> TASK TO CARRY OUT
Could you write out the records below exactly as they appear?

** Start of DATA LISTING **

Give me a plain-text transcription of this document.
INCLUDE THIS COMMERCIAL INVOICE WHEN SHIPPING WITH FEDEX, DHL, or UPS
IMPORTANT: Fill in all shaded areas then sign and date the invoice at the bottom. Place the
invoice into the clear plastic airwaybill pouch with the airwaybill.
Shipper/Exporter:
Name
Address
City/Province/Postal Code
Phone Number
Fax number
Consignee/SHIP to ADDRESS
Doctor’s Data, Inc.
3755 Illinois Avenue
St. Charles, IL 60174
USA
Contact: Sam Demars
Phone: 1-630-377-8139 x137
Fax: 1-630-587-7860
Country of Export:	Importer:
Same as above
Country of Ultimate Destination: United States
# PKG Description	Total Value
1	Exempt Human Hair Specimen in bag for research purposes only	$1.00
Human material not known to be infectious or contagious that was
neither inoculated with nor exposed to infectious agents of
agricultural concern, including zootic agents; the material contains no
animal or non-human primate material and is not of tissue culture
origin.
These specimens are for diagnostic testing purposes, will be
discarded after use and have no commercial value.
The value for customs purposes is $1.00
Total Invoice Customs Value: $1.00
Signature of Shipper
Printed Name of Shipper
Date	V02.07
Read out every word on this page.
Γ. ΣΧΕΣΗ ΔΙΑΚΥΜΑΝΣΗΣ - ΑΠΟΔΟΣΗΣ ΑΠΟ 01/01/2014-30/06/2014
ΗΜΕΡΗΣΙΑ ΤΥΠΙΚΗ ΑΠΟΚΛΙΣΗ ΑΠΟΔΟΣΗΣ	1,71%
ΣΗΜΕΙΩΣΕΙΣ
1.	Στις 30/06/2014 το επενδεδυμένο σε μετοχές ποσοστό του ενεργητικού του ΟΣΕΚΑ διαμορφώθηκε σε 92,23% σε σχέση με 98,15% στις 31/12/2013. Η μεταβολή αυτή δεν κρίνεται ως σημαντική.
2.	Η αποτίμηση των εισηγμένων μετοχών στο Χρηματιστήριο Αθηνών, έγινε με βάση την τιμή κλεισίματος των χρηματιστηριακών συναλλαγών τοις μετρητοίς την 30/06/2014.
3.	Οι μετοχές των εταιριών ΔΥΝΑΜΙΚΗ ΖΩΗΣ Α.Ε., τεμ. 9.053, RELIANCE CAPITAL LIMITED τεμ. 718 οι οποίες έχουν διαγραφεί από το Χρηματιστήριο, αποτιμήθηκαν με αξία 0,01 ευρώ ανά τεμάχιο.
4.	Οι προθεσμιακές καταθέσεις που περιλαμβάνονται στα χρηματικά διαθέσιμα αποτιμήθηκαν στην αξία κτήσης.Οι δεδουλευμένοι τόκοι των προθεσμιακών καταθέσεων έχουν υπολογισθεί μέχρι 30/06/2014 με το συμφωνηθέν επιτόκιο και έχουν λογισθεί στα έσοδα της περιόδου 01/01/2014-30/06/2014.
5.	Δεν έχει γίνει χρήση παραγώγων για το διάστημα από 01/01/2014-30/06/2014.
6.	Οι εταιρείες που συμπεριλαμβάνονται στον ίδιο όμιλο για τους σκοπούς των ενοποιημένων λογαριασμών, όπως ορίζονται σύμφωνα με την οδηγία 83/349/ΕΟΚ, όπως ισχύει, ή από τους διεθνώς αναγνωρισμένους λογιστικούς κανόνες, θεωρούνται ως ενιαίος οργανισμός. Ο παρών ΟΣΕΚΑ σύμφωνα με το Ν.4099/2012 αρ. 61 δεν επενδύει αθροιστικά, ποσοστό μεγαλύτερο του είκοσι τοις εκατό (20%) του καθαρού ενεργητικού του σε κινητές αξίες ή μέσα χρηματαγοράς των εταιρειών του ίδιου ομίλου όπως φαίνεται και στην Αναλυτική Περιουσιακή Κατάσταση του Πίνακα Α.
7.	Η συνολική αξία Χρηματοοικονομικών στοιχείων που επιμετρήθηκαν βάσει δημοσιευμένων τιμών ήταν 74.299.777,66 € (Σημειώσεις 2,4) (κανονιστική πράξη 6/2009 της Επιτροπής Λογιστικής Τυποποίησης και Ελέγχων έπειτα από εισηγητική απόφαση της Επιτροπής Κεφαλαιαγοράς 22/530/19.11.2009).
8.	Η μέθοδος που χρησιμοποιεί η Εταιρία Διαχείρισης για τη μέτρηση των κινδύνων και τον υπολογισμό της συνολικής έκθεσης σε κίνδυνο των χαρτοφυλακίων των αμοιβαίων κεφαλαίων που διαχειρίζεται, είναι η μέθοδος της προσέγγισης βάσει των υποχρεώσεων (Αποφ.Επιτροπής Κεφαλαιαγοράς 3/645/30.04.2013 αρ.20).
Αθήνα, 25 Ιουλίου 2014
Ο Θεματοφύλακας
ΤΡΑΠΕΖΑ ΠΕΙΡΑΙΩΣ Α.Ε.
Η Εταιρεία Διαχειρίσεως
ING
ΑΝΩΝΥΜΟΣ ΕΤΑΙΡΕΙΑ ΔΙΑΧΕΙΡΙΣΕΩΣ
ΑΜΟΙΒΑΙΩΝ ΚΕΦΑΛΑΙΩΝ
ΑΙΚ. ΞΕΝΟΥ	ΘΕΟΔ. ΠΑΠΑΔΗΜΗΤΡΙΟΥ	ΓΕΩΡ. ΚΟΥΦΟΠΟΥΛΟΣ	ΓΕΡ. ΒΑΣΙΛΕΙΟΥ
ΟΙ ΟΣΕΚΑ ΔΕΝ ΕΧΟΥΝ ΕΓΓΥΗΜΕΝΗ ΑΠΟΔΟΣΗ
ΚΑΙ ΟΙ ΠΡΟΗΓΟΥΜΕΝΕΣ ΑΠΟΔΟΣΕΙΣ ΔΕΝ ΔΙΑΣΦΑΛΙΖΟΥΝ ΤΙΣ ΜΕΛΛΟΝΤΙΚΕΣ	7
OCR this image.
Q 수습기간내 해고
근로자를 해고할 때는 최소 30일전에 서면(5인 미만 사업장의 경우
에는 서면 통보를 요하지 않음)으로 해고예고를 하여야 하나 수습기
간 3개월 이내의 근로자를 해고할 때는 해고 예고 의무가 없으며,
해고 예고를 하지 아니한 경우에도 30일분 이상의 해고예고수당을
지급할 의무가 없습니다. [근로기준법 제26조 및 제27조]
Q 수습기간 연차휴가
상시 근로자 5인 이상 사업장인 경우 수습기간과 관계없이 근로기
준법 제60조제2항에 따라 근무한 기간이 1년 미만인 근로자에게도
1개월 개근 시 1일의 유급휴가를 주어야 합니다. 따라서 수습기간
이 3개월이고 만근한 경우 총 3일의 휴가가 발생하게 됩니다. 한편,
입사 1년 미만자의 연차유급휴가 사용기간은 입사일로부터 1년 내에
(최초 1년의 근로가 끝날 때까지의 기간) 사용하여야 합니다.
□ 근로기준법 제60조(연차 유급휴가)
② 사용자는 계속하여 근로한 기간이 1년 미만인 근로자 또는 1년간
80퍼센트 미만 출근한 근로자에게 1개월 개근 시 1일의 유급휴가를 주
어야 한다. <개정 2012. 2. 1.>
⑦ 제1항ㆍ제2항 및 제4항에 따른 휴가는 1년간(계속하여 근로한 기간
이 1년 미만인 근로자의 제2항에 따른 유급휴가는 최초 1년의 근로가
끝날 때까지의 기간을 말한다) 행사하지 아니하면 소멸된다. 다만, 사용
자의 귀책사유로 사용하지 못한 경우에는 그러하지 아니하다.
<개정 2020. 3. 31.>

** End of DATA LISTING **

> SOLUTION TO THIS PROBLEM
Give me a plain-text transcription of this document.
INCLUDE THIS COMMERCIAL INVOICE WHEN SHIPPING WITH FEDEX, DHL, or UPS
IMPORTANT: Fill in all shaded areas then sign and date the invoice at the bottom. Place the
invoice into the clear plastic airwaybill pouch with the airwaybill.
Shipper/Exporter:
Name
Address
City/Province/Postal Code
Phone Number
Fax number
Consignee/SHIP to ADDRESS
Doctor’s Data, Inc.
3755 Illinois Avenue
St. Charles, IL 60174
USA
Contact: Sam Demars
Phone: 1-630-377-8139 x137
Fax: 1-630-587-7860
Country of Export:	Importer:
Same as above
Country of Ultimate Destination: United States
# PKG Description	Total Value
1	Exempt Human Hair Specimen in bag for research purposes only	$1.00
Human material not known to be infectious or contagious that was
neither inoculated with nor exposed to infectious agents of
agricultural concern, including zootic agents; the material contains no
animal or non-human primate material and is not of tissue culture
origin.
These specimens are for diagnostic testing purposes, will be
discarded after use and have no commercial value.
The value for customs purposes is $1.00
Total Invoice Customs Value: $1.00
Signature of Shipper
Printed Name of Shipper
Date	V02.07
Read out every word on this page.
Γ. ΣΧΕΣΗ ΔΙΑΚΥΜΑΝΣΗΣ - ΑΠΟΔΟΣΗΣ ΑΠΟ 01/01/2014-30/06/2014
ΗΜΕΡΗΣΙΑ ΤΥΠΙΚΗ ΑΠΟΚΛΙΣΗ ΑΠΟΔΟΣΗΣ	1,71%
ΣΗΜΕΙΩΣΕΙΣ
1.	Στις 30/06/2014 το επενδεδυμένο σε μετοχές ποσοστό του ενεργητικού του ΟΣΕΚΑ διαμορφώθηκε σε 92,23% σε σχέση με 98,15% στις 31/12/2013. Η μεταβολή αυτή δεν κρίνεται ως σημαντική.
2.	Η αποτίμηση των εισηγμένων μετοχών στο Χρηματιστήριο Αθηνών, έγινε με βάση την τιμή κλεισίματος των χρηματιστηριακών συναλλαγών τοις μετρητοίς την 30/06/2014.
3.	Οι μετοχές των εταιριών ΔΥΝΑΜΙΚΗ ΖΩΗΣ Α.Ε., τεμ. 9.053, RELIANCE CAPITAL LIMITED τεμ. 718 οι οποίες έχουν διαγραφεί από το Χρηματιστήριο, αποτιμήθηκαν με αξία 0,01 ευρώ ανά τεμάχιο.
4.	Οι προθεσμιακές καταθέσεις που περιλαμβάνονται στα χρηματικά διαθέσιμα αποτιμήθηκαν στην αξία κτήσης.Οι δεδουλευμένοι τόκοι των προθεσμιακών καταθέσεων έχουν υπολογισθεί μέχρι 30/06/2014 με το συμφωνηθέν επιτόκιο και έχουν λογισθεί στα έσοδα της περιόδου 01/01/2014-30/06/2014.
5.	Δεν έχει γίνει χρήση παραγώγων για το διάστημα από 01/01/2014-30/06/2014.
6.	Οι εταιρείες που συμπεριλαμβάνονται στον ίδιο όμιλο για τους σκοπούς των ενοποιημένων λογαριασμών, όπως ορίζονται σύμφωνα με την οδηγία 83/349/ΕΟΚ, όπως ισχύει, ή από τους διεθνώς αναγνωρισμένους λογιστικούς κανόνες, θεωρούνται ως ενιαίος οργανισμός. Ο παρών ΟΣΕΚΑ σύμφωνα με το Ν.4099/2012 αρ. 61 δεν επενδύει αθροιστικά, ποσοστό μεγαλύτερο του είκοσι τοις εκατό (20%) του καθαρού ενεργητικού του σε κινητές αξίες ή μέσα χρηματαγοράς των εταιρειών του ίδιου ομίλου όπως φαίνεται και στην Αναλυτική Περιουσιακή Κατάσταση του Πίνακα Α.
7.	Η συνολική αξία Χρηματοοικονομικών στοιχείων που επιμετρήθηκαν βάσει δημοσιευμένων τιμών ήταν 74.299.777,66 € (Σημειώσεις 2,4) (κανονιστική πράξη 6/2009 της Επιτροπής Λογιστικής Τυποποίησης και Ελέγχων έπειτα από εισηγητική απόφαση της Επιτροπής Κεφαλαιαγοράς 22/530/19.11.2009).
8.	Η μέθοδος που χρησιμοποιεί η Εταιρία Διαχείρισης για τη μέτρηση των κινδύνων και τον υπολογισμό της συνολικής έκθεσης σε κίνδυνο των χαρτοφυλακίων των αμοιβαίων κεφαλαίων που διαχειρίζεται, είναι η μέθοδος της προσέγγισης βάσει των υποχρεώσεων (Αποφ.Επιτροπής Κεφαλαιαγοράς 3/645/30.04.2013 αρ.20).
Αθήνα, 25 Ιουλίου 2014
Ο Θεματοφύλακας
ΤΡΑΠΕΖΑ ΠΕΙΡΑΙΩΣ Α.Ε.
Η Εταιρεία Διαχειρίσεως
ING
ΑΝΩΝΥΜΟΣ ΕΤΑΙΡΕΙΑ ΔΙΑΧΕΙΡΙΣΕΩΣ
ΑΜΟΙΒΑΙΩΝ ΚΕΦΑΛΑΙΩΝ
ΑΙΚ. ΞΕΝΟΥ	ΘΕΟΔ. ΠΑΠΑΔΗΜΗΤΡΙΟΥ	ΓΕΩΡ. ΚΟΥΦΟΠΟΥΛΟΣ	ΓΕΡ. ΒΑΣΙΛΕΙΟΥ
ΟΙ ΟΣΕΚΑ ΔΕΝ ΕΧΟΥΝ ΕΓΓΥΗΜΕΝΗ ΑΠΟΔΟΣΗ
ΚΑΙ ΟΙ ΠΡΟΗΓΟΥΜΕΝΕΣ ΑΠΟΔΟΣΕΙΣ ΔΕΝ ΔΙΑΣΦΑΛΙΖΟΥΝ ΤΙΣ ΜΕΛΛΟΝΤΙΚΕΣ	7
OCR this image.
Q 수습기간내 해고
근로자를 해고할 때는 최소 30일전에 서면(5인 미만 사업장의 경우
에는 서면 통보를 요하지 않음)으로 해고예고를 하여야 하나 수습기
간 3개월 이내의 근로자를 해고할 때는 해고 예고 의무가 없으며,
해고 예고를 하지 아니한 경우에도 30일분 이상의 해고예고수당을
지급할 의무가 없습니다. [근로기준법 제26조 및 제27조]
Q 수습기간 연차휴가
상시 근로자 5인 이상 사업장인 경우 수습기간과 관계없이 근로기
준법 제60조제2항에 따라 근무한 기간이 1년 미만인 근로자에게도
1개월 개근 시 1일의 유급휴가를 주어야 합니다. 따라서 수습기간
이 3개월이고 만근한 경우 총 3일의 휴가가 발생하게 됩니다. 한편,
입사 1년 미만자의 연차유급휴가 사용기간은 입사일로부터 1년 내에
(최초 1년의 근로가 끝날 때까지의 기간) 사용하여야 합니다.
□ 근로기준법 제60조(연차 유급휴가)
② 사용자는 계속하여 근로한 기간이 1년 미만인 근로자 또는 1년간
80퍼센트 미만 출근한 근로자에게 1개월 개근 시 1일의 유급휴가를 주
어야 한다. <개정 2012. 2. 1.>
⑦ 제1항ㆍ제2항 및 제4항에 따른 휴가는 1년간(계속하여 근로한 기간
이 1년 미만인 근로자의 제2항에 따른 유급휴가는 최초 1년의 근로가
끝날 때까지의 기간을 말한다) 행사하지 아니하면 소멸된다. 다만, 사용
자의 귀책사유로 사용하지 못한 경우에는 그러하지 아니하다.
<개정 2020. 3. 31.>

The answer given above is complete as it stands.